>> Start Provided data

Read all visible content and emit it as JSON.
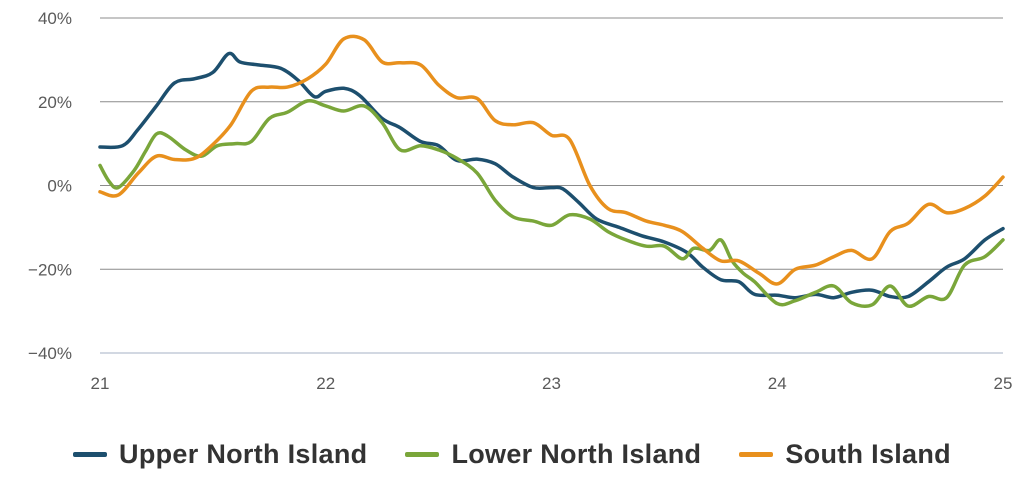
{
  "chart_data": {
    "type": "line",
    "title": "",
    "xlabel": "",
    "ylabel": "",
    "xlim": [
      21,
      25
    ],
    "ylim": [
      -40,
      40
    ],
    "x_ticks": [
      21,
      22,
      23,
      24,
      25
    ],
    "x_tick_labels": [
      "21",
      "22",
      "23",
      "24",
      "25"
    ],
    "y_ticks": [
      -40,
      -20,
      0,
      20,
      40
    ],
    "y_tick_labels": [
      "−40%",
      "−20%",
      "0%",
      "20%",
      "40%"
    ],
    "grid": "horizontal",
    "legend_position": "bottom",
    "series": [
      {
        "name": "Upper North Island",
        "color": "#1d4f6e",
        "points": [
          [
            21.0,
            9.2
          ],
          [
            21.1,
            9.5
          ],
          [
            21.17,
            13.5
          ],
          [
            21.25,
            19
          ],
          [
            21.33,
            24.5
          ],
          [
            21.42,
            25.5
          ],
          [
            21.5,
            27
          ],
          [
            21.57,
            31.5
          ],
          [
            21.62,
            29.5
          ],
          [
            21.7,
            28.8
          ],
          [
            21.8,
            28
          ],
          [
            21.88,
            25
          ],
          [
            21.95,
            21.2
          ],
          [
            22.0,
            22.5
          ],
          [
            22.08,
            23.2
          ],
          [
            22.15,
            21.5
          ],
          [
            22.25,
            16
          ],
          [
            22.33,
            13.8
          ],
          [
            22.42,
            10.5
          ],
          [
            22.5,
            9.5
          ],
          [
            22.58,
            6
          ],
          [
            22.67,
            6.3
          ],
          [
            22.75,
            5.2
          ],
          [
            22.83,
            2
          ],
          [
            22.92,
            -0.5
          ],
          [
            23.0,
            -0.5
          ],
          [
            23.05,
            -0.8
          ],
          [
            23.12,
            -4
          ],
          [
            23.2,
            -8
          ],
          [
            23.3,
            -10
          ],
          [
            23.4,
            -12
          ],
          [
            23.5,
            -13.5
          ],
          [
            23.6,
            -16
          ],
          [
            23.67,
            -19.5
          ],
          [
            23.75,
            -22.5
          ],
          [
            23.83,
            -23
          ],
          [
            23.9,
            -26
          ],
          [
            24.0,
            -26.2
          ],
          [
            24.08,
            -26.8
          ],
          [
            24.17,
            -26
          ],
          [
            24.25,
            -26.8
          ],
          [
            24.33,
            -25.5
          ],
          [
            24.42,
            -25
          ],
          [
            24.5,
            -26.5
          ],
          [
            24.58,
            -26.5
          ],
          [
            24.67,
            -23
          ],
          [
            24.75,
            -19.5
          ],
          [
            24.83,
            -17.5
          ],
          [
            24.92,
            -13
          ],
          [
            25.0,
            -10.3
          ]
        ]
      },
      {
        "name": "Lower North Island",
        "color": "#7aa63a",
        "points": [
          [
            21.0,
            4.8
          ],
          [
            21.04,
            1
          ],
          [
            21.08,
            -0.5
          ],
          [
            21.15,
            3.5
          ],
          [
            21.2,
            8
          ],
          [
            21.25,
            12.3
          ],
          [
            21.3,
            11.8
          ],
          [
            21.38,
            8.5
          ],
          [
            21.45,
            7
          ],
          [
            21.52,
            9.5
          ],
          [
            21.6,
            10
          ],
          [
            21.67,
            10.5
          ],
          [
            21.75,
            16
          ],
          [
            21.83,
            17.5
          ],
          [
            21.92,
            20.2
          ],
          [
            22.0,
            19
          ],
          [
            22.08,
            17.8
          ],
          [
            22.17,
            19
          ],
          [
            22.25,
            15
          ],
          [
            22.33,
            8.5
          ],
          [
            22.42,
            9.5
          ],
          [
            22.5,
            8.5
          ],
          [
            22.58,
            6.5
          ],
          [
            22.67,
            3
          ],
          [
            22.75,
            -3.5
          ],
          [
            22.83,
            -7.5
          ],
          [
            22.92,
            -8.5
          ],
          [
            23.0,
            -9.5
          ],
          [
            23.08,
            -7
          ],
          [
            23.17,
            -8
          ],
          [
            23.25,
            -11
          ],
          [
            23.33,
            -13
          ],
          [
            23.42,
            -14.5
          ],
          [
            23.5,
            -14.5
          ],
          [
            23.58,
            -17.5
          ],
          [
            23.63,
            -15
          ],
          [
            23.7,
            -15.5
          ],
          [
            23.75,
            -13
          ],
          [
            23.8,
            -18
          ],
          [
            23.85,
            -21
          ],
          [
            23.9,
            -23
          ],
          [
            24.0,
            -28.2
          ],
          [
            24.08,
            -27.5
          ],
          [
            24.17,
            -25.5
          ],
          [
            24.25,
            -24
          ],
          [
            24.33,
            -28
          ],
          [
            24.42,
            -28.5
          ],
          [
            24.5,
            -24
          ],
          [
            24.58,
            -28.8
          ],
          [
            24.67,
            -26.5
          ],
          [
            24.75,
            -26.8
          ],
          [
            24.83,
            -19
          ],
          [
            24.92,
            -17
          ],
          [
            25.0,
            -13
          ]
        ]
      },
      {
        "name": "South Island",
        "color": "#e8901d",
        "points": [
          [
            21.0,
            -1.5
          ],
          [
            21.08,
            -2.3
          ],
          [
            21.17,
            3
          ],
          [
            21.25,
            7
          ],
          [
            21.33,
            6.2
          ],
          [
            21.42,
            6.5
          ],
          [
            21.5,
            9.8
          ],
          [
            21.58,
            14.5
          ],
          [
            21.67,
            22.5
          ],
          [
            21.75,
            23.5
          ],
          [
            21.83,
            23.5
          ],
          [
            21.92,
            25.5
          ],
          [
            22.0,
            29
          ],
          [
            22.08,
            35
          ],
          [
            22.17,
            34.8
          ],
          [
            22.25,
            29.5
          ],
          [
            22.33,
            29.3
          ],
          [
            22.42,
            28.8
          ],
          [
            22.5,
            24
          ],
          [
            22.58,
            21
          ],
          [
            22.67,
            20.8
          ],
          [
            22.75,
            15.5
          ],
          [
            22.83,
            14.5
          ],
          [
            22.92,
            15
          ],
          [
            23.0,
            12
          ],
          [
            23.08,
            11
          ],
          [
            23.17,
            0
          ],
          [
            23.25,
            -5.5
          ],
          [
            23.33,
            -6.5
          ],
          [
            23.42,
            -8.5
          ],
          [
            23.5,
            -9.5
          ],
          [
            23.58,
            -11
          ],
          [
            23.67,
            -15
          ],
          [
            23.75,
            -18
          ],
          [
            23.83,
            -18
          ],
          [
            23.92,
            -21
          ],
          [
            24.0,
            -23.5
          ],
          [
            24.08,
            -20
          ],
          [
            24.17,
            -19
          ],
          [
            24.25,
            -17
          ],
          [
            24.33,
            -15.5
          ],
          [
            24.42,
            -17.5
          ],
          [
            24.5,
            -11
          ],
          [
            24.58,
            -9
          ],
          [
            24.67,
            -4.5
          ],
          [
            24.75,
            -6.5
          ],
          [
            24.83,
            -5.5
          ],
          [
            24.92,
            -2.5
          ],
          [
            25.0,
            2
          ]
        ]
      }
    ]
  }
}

>> End Provided data
>> Start Provided data

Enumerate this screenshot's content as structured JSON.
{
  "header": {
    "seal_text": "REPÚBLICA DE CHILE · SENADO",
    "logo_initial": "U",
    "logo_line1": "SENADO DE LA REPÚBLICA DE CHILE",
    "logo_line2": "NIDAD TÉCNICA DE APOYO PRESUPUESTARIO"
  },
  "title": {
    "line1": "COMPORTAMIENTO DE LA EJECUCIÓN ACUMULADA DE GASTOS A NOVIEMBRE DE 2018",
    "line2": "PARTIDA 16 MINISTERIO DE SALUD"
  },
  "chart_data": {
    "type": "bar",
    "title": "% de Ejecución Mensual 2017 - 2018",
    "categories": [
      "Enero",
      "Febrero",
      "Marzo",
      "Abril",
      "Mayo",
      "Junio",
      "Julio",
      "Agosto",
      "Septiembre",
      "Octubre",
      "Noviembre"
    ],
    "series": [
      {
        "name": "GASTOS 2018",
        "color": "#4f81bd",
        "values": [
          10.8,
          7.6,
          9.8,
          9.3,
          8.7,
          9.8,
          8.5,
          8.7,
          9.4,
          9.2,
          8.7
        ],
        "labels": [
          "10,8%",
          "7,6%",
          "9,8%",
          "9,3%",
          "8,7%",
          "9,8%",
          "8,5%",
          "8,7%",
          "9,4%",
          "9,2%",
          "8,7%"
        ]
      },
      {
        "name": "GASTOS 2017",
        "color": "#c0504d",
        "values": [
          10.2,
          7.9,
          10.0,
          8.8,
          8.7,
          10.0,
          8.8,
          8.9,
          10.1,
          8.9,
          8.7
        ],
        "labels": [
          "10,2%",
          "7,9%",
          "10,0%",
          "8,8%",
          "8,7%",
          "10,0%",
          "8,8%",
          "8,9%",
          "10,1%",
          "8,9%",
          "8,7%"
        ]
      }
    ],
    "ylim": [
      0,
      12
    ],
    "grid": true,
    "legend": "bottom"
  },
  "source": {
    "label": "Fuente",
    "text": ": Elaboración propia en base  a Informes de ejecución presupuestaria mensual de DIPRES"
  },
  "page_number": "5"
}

>> End Provided data

*Exercise prompt*:
Filter the data for the string "name" and copy every line that has it.

*Completed task*:
        "name": "Upper North Island",
        "name": "Lower North Island",
        "name": "South Island",
        "name": "GASTOS 2018",
        "name": "GASTOS 2017",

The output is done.